▶ TASK DETAILS
Leave out the pictures and reproduce all of the data exactly.

[Stored data entries]
• • • • • • •

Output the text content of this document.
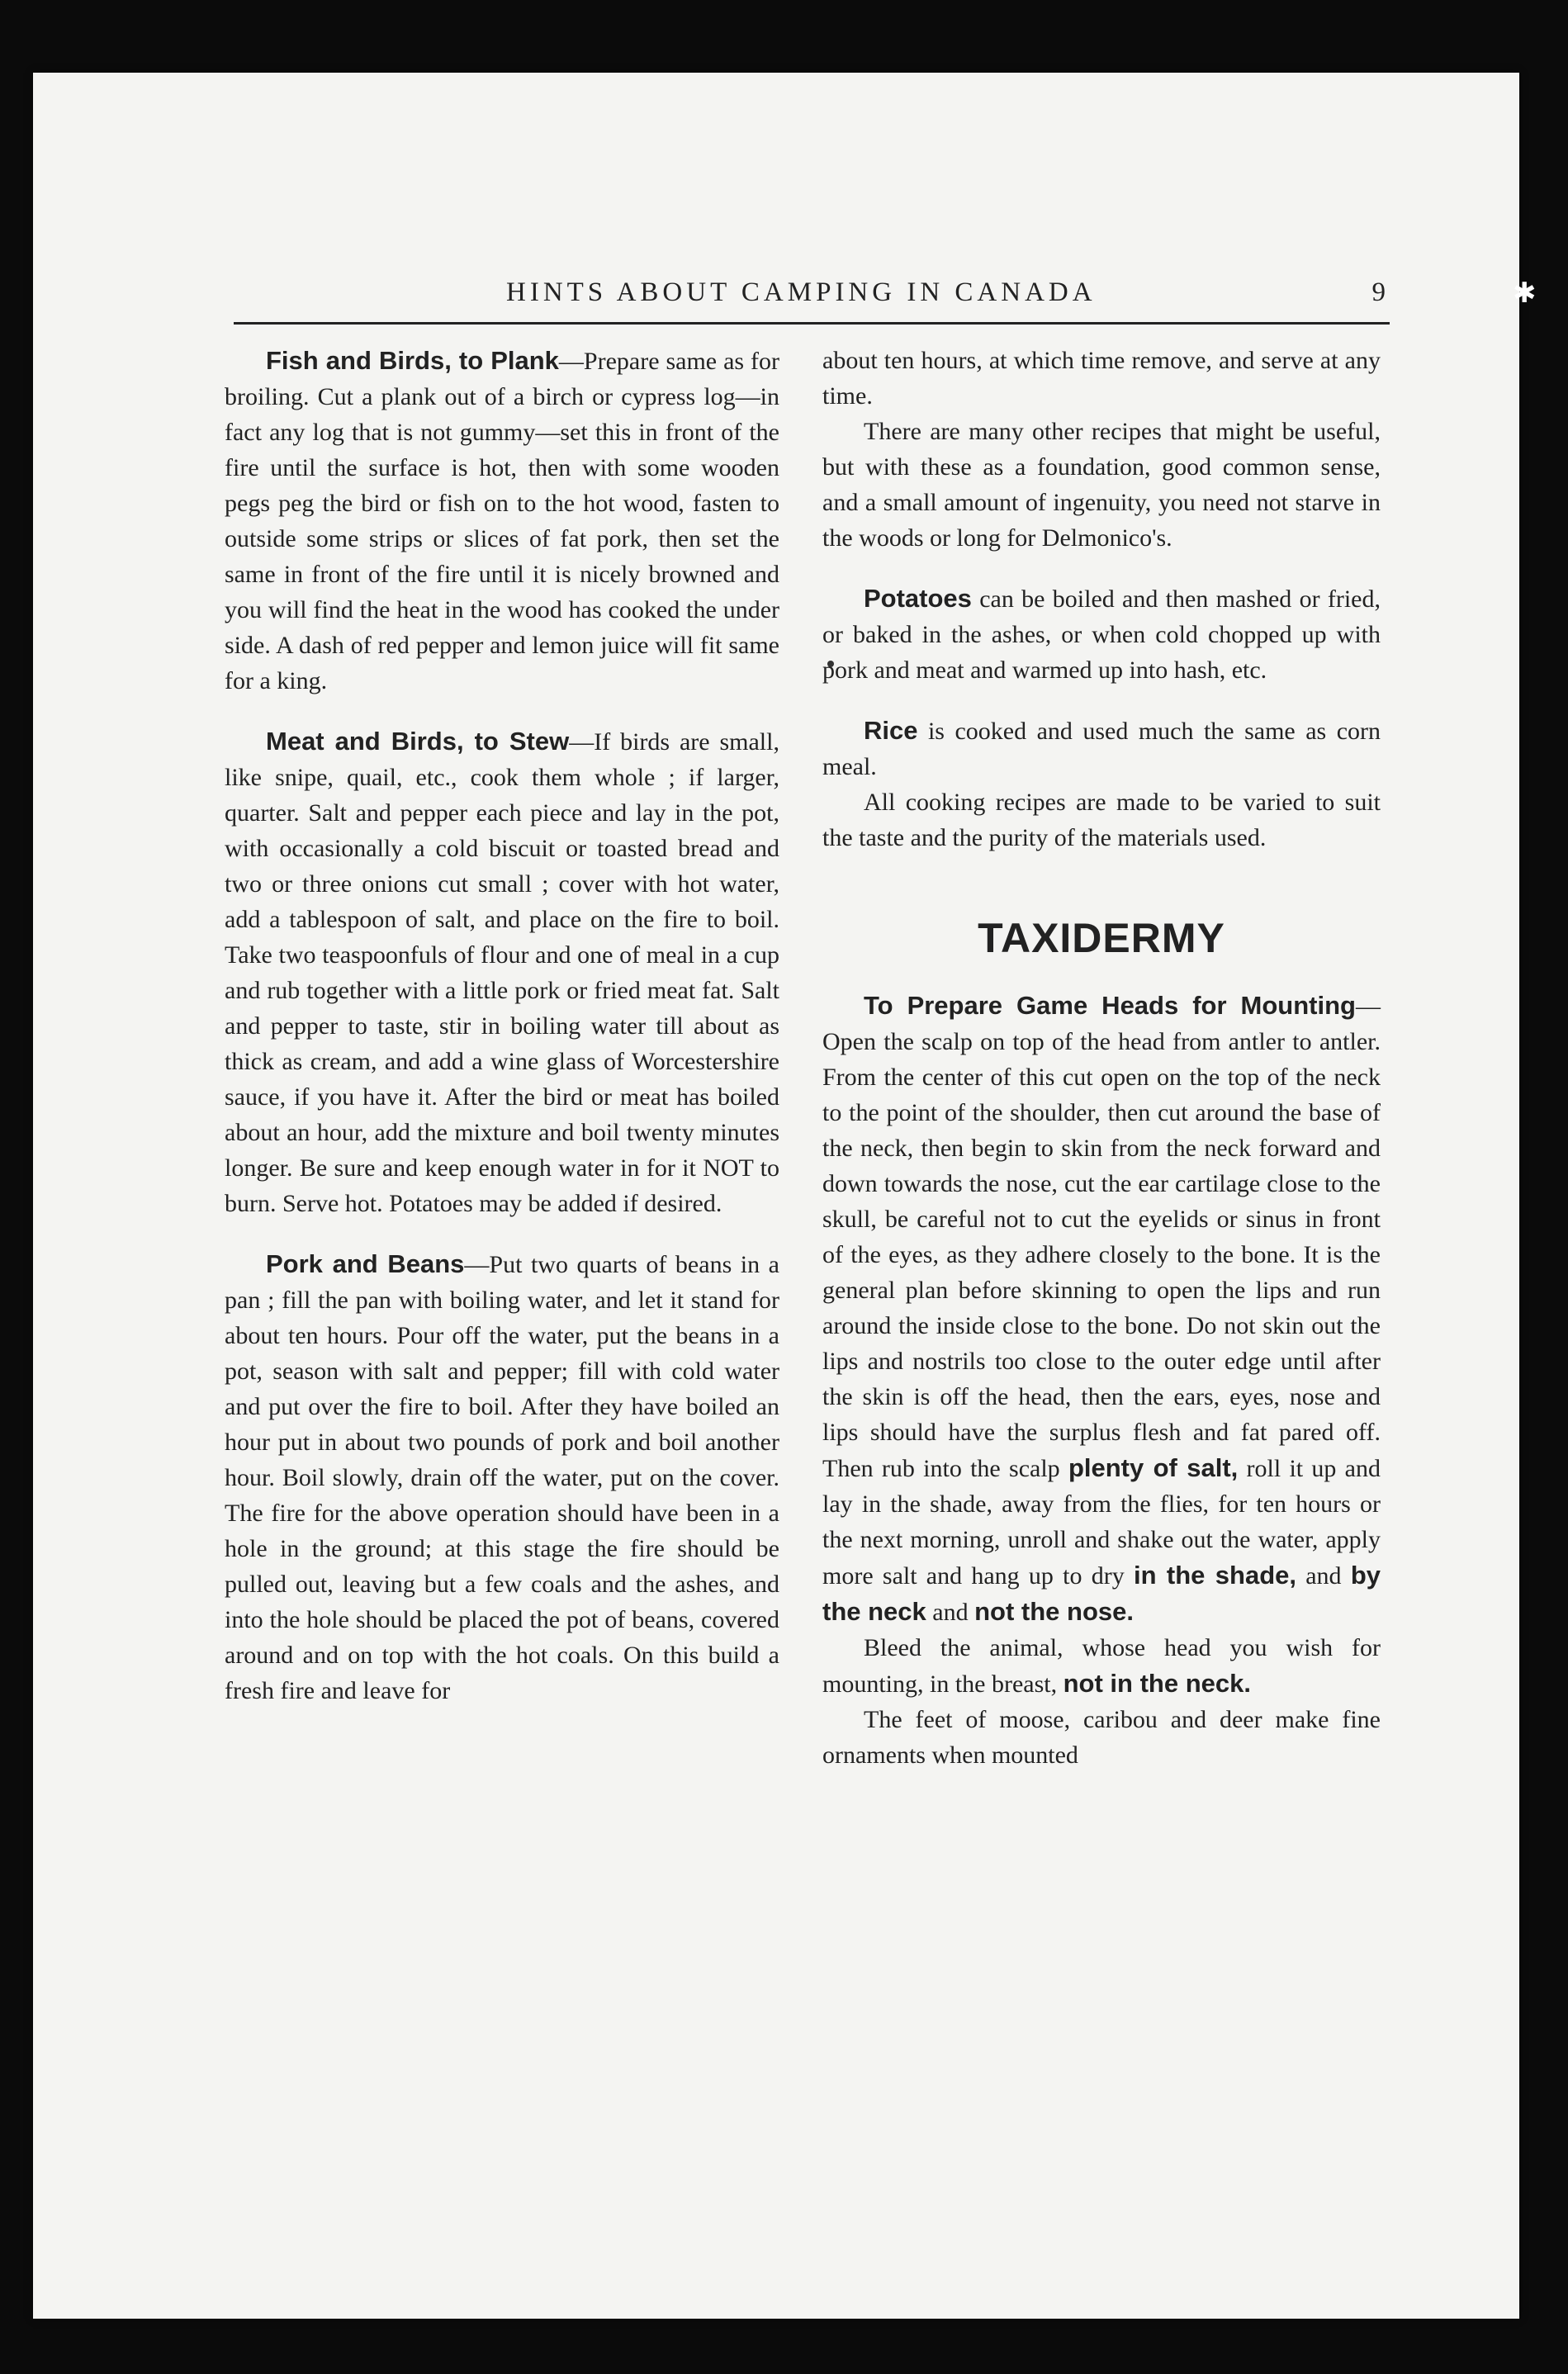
HINTS ABOUT CAMPING IN CANADA	9	✱

Fish and Birds, to Plank—Prepare same as for broiling. Cut a plank out of a birch or cypress log—in fact any log that is not gummy—set this in front of the fire until the surface is hot, then with some wooden pegs peg the bird or fish on to the hot wood, fasten to outside some strips or slices of fat pork, then set the same in front of the fire until it is nicely browned and you will find the heat in the wood has cooked the under side. A dash of red pepper and lemon juice will fit same for a king.

Meat and Birds, to Stew—If birds are small, like snipe, quail, etc., cook them whole ; if larger, quarter. Salt and pepper each piece and lay in the pot, with occasionally a cold biscuit or toasted bread and two or three onions cut small ; cover with hot water, add a tablespoon of salt, and place on the fire to boil. Take two teaspoonfuls of flour and one of meal in a cup and rub together with a little pork or fried meat fat. Salt and pepper to taste, stir in boiling water till about as thick as cream, and add a wine glass of Worcestershire sauce, if you have it. After the bird or meat has boiled about an hour, add the mixture and boil twenty minutes longer. Be sure and keep enough water in for it NOT to burn. Serve hot. Potatoes may be added if desired.

Pork and Beans—Put two quarts of beans in a pan ; fill the pan with boiling water, and let it stand for about ten hours. Pour off the water, put the beans in a pot, season with salt and pepper; fill with cold water and put over the fire to boil. After they have boiled an hour put in about two pounds of pork and boil another hour. Boil slowly, drain off the water, put on the cover. The fire for the above operation should have been in a hole in the ground; at this stage the fire should be pulled out, leaving but a few coals and the ashes, and into the hole should be placed the pot of beans, covered around and on top with the hot coals. On this build a fresh fire and leave for

about ten hours, at which time remove, and serve at any time.

There are many other recipes that might be useful, but with these as a foundation, good common sense, and a small amount of ingenuity, you need not starve in the woods or long for Delmonico's.

Potatoes can be boiled and then mashed or fried, or baked in the ashes, or when cold chopped up with pork and meat and warmed up into hash, etc.

Rice is cooked and used much the same as corn meal.

All cooking recipes are made to be varied to suit the taste and the purity of the materials used.

TAXIDERMY

To Prepare Game Heads for Mounting—Open the scalp on top of the head from antler to antler. From the center of this cut open on the top of the neck to the point of the shoulder, then cut around the base of the neck, then begin to skin from the neck forward and down towards the nose, cut the ear cartilage close to the skull, be careful not to cut the eyelids or sinus in front of the eyes, as they adhere closely to the bone. It is the general plan before skinning to open the lips and run around the inside close to the bone. Do not skin out the lips and nostrils too close to the outer edge until after the skin is off the head, then the ears, eyes, nose and lips should have the surplus flesh and fat pared off. Then rub into the scalp plenty of salt, roll it up and lay in the shade, away from the flies, for ten hours or the next morning, unroll and shake out the water, apply more salt and hang up to dry in the shade, and by the neck and not the nose.

Bleed the animal, whose head you wish for mounting, in the breast, not in the neck.

The feet of moose, caribou and deer make fine ornaments when mounted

• • • • • • •

▶ TASK RESPONSE
Output the text content of this document.
HINTS ABOUT CAMPING IN CANADA	9	✱

Fish and Birds, to Plank—Prepare same as for broiling. Cut a plank out of a birch or cypress log—in fact any log that is not gummy—set this in front of the fire until the surface is hot, then with some wooden pegs peg the bird or fish on to the hot wood, fasten to outside some strips or slices of fat pork, then set the same in front of the fire until it is nicely browned and you will find the heat in the wood has cooked the under side. A dash of red pepper and lemon juice will fit same for a king.

Meat and Birds, to Stew—If birds are small, like snipe, quail, etc., cook them whole ; if larger, quarter. Salt and pepper each piece and lay in the pot, with occasionally a cold biscuit or toasted bread and two or three onions cut small ; cover with hot water, add a tablespoon of salt, and place on the fire to boil. Take two teaspoonfuls of flour and one of meal in a cup and rub together with a little pork or fried meat fat. Salt and pepper to taste, stir in boiling water till about as thick as cream, and add a wine glass of Worcestershire sauce, if you have it. After the bird or meat has boiled about an hour, add the mixture and boil twenty minutes longer. Be sure and keep enough water in for it NOT to burn. Serve hot. Potatoes may be added if desired.

Pork and Beans—Put two quarts of beans in a pan ; fill the pan with boiling water, and let it stand for about ten hours. Pour off the water, put the beans in a pot, season with salt and pepper; fill with cold water and put over the fire to boil. After they have boiled an hour put in about two pounds of pork and boil another hour. Boil slowly, drain off the water, put on the cover. The fire for the above operation should have been in a hole in the ground; at this stage the fire should be pulled out, leaving but a few coals and the ashes, and into the hole should be placed the pot of beans, covered around and on top with the hot coals. On this build a fresh fire and leave for

about ten hours, at which time remove, and serve at any time.

There are many other recipes that might be useful, but with these as a foundation, good common sense, and a small amount of ingenuity, you need not starve in the woods or long for Delmonico's.

Potatoes can be boiled and then mashed or fried, or baked in the ashes, or when cold chopped up with pork and meat and warmed up into hash, etc.

Rice is cooked and used much the same as corn meal.

All cooking recipes are made to be varied to suit the taste and the purity of the materials used.

TAXIDERMY

To Prepare Game Heads for Mounting—Open the scalp on top of the head from antler to antler. From the center of this cut open on the top of the neck to the point of the shoulder, then cut around the base of the neck, then begin to skin from the neck forward and down towards the nose, cut the ear cartilage close to the skull, be careful not to cut the eyelids or sinus in front of the eyes, as they adhere closely to the bone. It is the general plan before skinning to open the lips and run around the inside close to the bone. Do not skin out the lips and nostrils too close to the outer edge until after the skin is off the head, then the ears, eyes, nose and lips should have the surplus flesh and fat pared off. Then rub into the scalp plenty of salt, roll it up and lay in the shade, away from the flies, for ten hours or the next morning, unroll and shake out the water, apply more salt and hang up to dry in the shade, and by the neck and not the nose.

Bleed the animal, whose head you wish for mounting, in the breast, not in the neck.

The feet of moose, caribou and deer make fine ornaments when mounted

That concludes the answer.